→ Work required
Go through each line of the records below and count those with the word "разрушено". Give only the count.

→ Records for this exercise

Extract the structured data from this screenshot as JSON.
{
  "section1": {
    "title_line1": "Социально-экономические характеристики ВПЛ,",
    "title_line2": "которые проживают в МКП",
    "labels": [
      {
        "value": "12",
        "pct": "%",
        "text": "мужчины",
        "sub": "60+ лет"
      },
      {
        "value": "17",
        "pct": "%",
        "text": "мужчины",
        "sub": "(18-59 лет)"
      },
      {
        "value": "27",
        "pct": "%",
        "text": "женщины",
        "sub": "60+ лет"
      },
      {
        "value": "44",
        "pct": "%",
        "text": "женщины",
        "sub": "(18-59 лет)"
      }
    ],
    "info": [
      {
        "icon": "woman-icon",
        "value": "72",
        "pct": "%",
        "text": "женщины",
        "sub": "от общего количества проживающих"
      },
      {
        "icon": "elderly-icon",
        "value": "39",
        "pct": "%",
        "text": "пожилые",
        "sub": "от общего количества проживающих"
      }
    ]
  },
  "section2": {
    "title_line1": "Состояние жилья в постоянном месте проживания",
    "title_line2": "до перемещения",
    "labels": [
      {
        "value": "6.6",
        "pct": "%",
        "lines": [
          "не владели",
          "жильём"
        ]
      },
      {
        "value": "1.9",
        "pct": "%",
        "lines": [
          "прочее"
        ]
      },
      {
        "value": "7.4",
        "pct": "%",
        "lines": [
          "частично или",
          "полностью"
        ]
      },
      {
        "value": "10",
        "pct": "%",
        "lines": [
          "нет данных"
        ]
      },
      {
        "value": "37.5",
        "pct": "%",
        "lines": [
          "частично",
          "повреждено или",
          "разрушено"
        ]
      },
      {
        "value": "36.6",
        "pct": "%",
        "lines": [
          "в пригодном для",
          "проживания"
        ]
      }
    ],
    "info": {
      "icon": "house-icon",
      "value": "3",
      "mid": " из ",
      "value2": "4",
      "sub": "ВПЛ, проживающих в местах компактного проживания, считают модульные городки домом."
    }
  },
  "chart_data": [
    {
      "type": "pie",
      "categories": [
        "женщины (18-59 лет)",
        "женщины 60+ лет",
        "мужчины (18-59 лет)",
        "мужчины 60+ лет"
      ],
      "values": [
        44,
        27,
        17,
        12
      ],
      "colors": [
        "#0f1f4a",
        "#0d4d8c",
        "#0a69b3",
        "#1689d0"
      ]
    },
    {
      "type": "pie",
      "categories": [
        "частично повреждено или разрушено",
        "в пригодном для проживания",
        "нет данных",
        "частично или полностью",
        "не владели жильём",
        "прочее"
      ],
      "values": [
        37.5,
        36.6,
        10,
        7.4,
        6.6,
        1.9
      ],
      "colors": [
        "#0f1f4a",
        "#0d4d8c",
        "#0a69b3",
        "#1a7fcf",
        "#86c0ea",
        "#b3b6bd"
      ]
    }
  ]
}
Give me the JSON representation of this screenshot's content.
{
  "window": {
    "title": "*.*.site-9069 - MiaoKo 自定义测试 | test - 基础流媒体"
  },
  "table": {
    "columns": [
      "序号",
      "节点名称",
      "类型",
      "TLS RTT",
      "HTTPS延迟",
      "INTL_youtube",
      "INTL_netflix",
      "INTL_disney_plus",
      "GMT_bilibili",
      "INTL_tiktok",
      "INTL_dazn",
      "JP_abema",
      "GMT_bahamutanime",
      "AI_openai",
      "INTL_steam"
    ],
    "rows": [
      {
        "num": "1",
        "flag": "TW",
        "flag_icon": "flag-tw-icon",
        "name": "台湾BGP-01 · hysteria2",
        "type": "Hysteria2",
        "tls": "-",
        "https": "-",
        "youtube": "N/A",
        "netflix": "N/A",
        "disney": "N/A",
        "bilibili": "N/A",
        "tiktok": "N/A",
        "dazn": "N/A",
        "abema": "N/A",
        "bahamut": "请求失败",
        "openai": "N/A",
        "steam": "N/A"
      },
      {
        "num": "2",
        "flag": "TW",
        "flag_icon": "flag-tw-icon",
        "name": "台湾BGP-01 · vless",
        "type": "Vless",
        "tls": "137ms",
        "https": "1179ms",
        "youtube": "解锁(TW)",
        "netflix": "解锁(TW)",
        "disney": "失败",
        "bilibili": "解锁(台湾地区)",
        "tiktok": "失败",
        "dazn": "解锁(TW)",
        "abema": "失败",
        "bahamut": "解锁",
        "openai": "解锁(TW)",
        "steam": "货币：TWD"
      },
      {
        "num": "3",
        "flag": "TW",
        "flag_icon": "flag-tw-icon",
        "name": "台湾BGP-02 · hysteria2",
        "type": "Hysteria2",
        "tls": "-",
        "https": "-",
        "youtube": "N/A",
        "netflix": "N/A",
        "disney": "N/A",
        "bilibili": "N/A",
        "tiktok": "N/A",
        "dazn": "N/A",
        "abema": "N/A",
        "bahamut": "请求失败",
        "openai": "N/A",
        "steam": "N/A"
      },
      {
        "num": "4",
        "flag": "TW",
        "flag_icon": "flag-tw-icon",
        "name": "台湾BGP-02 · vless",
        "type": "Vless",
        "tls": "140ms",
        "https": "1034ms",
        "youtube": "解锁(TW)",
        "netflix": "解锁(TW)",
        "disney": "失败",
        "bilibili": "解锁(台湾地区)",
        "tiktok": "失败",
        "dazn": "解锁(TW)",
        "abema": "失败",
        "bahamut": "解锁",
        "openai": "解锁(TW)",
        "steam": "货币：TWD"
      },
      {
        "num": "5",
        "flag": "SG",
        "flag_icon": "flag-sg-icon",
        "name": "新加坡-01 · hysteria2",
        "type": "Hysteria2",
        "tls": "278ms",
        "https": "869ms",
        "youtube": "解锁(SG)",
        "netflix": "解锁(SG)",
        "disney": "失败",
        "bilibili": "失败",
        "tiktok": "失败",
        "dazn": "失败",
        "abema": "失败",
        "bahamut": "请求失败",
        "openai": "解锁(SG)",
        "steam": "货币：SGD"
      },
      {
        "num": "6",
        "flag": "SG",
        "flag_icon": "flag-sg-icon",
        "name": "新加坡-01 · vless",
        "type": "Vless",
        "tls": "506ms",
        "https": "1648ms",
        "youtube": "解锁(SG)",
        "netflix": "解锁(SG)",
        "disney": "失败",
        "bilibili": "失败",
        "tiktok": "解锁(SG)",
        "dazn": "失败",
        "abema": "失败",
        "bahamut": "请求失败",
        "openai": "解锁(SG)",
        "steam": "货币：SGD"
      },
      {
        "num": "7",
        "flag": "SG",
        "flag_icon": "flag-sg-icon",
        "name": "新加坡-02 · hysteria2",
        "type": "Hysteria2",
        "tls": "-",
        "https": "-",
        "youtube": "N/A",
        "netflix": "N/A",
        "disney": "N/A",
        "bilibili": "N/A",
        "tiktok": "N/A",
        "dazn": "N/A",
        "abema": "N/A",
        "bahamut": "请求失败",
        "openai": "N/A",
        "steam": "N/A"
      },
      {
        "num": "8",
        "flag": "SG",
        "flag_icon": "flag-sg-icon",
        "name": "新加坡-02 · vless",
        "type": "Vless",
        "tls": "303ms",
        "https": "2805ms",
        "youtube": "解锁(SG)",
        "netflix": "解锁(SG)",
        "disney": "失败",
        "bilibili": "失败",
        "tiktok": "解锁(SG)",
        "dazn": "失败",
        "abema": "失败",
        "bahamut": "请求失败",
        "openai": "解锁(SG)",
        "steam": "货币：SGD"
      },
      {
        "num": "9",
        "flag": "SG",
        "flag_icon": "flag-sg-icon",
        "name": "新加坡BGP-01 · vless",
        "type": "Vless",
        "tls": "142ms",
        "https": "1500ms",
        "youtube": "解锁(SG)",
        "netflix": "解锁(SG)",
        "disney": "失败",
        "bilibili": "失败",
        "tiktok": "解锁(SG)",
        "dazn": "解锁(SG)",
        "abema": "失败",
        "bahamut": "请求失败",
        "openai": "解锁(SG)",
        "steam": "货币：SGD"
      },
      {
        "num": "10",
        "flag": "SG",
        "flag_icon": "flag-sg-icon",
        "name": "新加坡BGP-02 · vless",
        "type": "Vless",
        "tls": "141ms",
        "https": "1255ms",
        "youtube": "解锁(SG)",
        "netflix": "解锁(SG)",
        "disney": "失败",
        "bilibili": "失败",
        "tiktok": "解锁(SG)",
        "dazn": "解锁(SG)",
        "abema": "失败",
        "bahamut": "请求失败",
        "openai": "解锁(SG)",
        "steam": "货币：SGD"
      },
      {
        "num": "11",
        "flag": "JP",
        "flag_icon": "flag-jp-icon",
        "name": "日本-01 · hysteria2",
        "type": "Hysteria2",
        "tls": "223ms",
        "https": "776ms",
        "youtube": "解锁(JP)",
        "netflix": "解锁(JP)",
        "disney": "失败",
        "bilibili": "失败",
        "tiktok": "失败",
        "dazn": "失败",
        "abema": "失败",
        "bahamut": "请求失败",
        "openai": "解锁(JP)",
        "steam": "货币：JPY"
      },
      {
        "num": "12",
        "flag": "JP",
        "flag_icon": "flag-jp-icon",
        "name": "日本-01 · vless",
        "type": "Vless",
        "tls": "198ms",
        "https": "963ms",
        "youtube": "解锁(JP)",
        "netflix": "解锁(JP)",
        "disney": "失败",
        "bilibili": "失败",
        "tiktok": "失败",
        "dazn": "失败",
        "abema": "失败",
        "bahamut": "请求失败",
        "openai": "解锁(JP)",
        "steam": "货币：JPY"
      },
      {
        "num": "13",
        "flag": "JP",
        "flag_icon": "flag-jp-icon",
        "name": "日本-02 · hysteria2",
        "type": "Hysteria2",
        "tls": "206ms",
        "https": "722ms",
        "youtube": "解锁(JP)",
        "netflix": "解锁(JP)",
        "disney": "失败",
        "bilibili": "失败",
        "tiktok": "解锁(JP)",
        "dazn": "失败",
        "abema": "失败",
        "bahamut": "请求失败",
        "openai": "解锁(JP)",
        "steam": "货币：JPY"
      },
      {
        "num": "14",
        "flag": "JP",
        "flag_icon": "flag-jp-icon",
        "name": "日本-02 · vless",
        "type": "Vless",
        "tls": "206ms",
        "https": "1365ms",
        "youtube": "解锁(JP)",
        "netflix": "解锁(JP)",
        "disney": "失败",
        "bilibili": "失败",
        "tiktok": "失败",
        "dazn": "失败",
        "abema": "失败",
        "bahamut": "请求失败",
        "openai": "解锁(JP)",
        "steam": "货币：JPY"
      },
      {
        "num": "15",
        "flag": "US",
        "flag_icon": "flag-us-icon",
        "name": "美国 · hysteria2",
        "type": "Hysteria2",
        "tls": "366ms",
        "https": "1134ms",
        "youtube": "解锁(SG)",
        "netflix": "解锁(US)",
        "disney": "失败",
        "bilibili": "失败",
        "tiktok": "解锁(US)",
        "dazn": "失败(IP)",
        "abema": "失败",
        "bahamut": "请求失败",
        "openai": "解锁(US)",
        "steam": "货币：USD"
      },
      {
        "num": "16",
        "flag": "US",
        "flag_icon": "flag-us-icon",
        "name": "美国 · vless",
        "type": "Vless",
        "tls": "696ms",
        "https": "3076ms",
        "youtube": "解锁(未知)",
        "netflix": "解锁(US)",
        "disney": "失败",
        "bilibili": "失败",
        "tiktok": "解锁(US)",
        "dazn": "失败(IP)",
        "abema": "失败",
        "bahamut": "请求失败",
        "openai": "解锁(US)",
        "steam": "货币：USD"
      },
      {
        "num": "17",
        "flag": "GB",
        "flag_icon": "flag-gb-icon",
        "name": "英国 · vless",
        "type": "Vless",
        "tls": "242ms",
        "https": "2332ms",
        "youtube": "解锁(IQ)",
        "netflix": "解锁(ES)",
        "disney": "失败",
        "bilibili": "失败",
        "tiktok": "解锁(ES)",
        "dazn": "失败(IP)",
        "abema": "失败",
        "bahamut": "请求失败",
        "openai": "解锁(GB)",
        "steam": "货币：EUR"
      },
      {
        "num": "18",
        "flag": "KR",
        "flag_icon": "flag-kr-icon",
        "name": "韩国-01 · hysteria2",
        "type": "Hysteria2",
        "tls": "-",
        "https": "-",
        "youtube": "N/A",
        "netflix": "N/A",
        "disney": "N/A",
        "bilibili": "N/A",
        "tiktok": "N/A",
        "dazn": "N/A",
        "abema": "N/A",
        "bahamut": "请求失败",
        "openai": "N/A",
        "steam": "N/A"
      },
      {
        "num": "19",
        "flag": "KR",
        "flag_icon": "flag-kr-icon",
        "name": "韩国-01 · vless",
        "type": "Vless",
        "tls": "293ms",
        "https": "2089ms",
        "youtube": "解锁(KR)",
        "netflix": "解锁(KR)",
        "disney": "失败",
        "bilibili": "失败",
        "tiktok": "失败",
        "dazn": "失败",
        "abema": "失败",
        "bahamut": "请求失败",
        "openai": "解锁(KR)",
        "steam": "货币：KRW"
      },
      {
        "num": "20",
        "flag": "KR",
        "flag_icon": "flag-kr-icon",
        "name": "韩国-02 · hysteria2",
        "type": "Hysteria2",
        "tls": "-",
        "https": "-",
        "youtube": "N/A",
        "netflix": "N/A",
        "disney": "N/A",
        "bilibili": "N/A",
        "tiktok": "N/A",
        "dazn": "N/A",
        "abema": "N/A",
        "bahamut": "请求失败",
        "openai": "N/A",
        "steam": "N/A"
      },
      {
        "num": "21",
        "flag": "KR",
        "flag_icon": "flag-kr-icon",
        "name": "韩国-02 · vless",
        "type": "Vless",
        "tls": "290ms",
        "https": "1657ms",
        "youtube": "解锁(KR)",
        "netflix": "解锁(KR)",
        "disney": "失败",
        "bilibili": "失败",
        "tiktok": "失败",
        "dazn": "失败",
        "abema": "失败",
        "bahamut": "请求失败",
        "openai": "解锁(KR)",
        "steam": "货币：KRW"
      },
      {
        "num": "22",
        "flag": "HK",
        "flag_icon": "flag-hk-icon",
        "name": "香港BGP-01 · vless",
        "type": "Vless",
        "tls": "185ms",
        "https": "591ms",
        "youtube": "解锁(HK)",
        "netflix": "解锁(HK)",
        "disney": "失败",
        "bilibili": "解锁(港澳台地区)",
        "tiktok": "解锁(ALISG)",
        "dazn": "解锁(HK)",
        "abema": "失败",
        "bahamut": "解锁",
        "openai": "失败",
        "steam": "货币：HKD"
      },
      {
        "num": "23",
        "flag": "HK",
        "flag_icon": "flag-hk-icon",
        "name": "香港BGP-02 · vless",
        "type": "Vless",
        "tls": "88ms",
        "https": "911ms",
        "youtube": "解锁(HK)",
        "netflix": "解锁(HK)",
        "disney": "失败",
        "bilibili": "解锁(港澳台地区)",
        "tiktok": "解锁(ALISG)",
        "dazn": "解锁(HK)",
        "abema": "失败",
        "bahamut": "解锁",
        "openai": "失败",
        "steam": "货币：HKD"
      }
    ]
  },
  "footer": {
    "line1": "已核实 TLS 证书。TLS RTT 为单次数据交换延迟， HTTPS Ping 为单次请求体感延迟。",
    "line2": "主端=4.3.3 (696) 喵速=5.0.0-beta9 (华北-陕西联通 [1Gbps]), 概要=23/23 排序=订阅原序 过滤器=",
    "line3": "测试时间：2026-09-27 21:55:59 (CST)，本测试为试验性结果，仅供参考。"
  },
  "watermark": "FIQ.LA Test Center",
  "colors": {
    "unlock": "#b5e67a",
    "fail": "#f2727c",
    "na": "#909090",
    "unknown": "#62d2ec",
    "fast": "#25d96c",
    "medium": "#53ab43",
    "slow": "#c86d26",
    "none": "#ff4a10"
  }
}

→ Exercise answer
2